:: Excerpt from a dataset ::
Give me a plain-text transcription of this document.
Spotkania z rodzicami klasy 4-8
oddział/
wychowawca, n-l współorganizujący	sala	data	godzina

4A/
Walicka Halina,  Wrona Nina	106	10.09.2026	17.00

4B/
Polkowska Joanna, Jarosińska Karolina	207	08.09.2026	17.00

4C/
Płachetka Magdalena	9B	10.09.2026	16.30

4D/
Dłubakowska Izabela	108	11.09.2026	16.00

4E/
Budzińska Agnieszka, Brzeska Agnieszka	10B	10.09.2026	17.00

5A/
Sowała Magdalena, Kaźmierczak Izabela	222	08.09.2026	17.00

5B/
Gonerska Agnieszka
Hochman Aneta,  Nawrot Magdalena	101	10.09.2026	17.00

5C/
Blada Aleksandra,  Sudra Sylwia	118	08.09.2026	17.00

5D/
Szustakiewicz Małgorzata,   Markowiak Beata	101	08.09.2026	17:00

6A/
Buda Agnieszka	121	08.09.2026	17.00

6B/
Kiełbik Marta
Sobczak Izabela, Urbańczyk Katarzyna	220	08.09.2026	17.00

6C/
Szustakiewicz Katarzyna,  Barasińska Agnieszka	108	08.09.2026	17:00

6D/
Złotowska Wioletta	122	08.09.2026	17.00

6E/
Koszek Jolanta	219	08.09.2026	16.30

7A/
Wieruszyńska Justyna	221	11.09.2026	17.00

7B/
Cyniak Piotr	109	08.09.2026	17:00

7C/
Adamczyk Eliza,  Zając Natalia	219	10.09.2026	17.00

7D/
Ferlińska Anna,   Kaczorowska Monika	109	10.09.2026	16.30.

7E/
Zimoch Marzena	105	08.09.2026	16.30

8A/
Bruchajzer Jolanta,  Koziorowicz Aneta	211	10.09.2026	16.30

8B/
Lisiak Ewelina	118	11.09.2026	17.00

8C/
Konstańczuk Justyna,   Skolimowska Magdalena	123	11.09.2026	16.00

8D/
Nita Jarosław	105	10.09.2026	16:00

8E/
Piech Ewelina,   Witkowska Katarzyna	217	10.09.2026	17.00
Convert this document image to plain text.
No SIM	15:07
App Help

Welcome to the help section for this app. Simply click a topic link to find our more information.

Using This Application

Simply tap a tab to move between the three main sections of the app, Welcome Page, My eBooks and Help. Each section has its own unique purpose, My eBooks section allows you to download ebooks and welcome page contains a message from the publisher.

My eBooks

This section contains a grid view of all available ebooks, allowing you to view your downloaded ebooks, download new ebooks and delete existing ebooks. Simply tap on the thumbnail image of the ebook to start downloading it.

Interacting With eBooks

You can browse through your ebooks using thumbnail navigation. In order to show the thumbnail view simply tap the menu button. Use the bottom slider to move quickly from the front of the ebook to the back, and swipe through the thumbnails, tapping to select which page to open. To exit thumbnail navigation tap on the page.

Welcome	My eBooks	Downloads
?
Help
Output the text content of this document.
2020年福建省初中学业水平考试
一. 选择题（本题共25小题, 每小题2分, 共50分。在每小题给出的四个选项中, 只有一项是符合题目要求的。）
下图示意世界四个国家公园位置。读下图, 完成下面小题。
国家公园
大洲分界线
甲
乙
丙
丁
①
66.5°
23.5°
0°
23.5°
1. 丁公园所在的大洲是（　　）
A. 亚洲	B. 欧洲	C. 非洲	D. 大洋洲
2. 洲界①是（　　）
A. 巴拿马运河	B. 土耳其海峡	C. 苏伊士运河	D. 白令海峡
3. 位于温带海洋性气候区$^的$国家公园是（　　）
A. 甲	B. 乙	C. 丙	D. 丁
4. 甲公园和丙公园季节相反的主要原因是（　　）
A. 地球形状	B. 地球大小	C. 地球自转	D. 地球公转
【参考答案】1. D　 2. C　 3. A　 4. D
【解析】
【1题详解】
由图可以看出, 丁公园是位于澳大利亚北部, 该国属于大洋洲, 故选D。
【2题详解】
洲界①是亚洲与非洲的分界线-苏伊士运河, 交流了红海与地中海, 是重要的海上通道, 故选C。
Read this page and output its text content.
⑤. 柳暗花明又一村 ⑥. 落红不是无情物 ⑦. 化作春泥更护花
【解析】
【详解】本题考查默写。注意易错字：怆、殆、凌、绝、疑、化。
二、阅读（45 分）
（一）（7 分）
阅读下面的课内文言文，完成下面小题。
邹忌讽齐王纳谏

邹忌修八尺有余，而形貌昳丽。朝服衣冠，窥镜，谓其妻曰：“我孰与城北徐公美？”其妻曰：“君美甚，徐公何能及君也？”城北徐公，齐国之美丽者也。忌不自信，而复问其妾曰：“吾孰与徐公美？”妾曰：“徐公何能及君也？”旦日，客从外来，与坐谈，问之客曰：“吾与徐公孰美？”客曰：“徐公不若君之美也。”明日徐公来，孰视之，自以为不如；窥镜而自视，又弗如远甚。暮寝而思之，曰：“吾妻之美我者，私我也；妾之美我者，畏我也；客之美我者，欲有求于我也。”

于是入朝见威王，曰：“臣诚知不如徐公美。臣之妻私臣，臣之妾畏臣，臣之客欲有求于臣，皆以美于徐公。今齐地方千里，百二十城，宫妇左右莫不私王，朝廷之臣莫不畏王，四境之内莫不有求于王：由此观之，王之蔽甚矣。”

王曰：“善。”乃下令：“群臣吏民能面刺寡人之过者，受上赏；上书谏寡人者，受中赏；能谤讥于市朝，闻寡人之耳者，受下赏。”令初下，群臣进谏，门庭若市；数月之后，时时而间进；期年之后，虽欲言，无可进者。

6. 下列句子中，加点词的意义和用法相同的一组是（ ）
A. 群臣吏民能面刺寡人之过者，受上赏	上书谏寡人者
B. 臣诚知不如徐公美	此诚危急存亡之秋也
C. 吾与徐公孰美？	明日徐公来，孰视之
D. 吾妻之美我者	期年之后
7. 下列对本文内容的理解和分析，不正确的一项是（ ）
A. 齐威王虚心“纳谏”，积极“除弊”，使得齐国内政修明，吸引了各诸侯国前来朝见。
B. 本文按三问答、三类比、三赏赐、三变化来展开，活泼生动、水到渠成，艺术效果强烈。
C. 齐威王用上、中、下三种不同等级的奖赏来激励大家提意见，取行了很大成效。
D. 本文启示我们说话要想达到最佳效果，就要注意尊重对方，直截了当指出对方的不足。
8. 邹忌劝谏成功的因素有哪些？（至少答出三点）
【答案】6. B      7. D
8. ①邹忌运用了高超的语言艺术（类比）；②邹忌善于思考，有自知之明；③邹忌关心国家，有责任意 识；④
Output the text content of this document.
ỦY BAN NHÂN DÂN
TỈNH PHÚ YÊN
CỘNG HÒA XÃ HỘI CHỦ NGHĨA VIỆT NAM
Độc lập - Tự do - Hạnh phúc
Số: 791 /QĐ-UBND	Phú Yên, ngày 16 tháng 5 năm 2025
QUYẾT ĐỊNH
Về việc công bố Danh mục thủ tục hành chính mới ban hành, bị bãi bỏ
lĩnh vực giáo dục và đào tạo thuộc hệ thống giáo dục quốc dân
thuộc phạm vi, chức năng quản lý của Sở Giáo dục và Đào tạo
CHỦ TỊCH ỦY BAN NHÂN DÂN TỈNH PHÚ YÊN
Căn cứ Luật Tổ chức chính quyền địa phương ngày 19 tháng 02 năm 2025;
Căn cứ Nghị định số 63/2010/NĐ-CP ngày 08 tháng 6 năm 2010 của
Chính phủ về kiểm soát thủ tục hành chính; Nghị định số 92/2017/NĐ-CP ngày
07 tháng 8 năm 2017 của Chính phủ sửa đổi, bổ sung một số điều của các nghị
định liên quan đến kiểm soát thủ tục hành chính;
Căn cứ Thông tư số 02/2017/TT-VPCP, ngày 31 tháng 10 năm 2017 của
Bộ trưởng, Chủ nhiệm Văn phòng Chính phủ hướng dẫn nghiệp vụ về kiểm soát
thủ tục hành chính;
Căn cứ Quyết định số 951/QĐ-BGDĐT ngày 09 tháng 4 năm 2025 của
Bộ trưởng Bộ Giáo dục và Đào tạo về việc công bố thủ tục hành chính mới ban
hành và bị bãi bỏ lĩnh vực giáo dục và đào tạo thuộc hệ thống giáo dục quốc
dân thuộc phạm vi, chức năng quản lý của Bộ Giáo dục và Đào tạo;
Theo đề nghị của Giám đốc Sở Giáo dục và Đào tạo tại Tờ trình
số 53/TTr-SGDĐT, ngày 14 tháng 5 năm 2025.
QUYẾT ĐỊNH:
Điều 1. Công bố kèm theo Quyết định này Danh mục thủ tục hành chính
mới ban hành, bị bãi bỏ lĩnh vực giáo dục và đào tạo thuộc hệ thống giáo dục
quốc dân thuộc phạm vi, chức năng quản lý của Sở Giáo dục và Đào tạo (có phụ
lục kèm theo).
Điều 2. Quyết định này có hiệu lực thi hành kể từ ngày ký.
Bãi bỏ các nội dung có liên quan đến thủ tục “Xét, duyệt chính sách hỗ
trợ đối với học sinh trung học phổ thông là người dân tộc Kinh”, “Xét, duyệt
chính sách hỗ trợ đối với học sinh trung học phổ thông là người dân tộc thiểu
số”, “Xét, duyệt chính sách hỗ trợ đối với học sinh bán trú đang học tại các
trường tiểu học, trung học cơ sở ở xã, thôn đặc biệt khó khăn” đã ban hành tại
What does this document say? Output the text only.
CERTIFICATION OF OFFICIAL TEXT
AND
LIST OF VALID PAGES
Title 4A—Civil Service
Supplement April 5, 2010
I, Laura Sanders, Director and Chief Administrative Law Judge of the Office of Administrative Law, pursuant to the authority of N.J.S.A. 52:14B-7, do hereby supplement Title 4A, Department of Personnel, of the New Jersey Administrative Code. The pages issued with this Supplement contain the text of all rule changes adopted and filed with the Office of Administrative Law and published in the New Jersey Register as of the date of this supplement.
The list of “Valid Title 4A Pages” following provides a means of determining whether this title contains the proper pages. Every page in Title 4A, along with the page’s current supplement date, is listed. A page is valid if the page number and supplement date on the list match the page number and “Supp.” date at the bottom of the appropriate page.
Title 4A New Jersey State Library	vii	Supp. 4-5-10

:: Required task ::
From the entries above, select each line containing the string "NHÂN".

:: Task solution ::
ỦY BAN NHÂN DÂN
CHỦ TỊCH ỦY BAN NHÂN DÂN TỈNH PHÚ YÊN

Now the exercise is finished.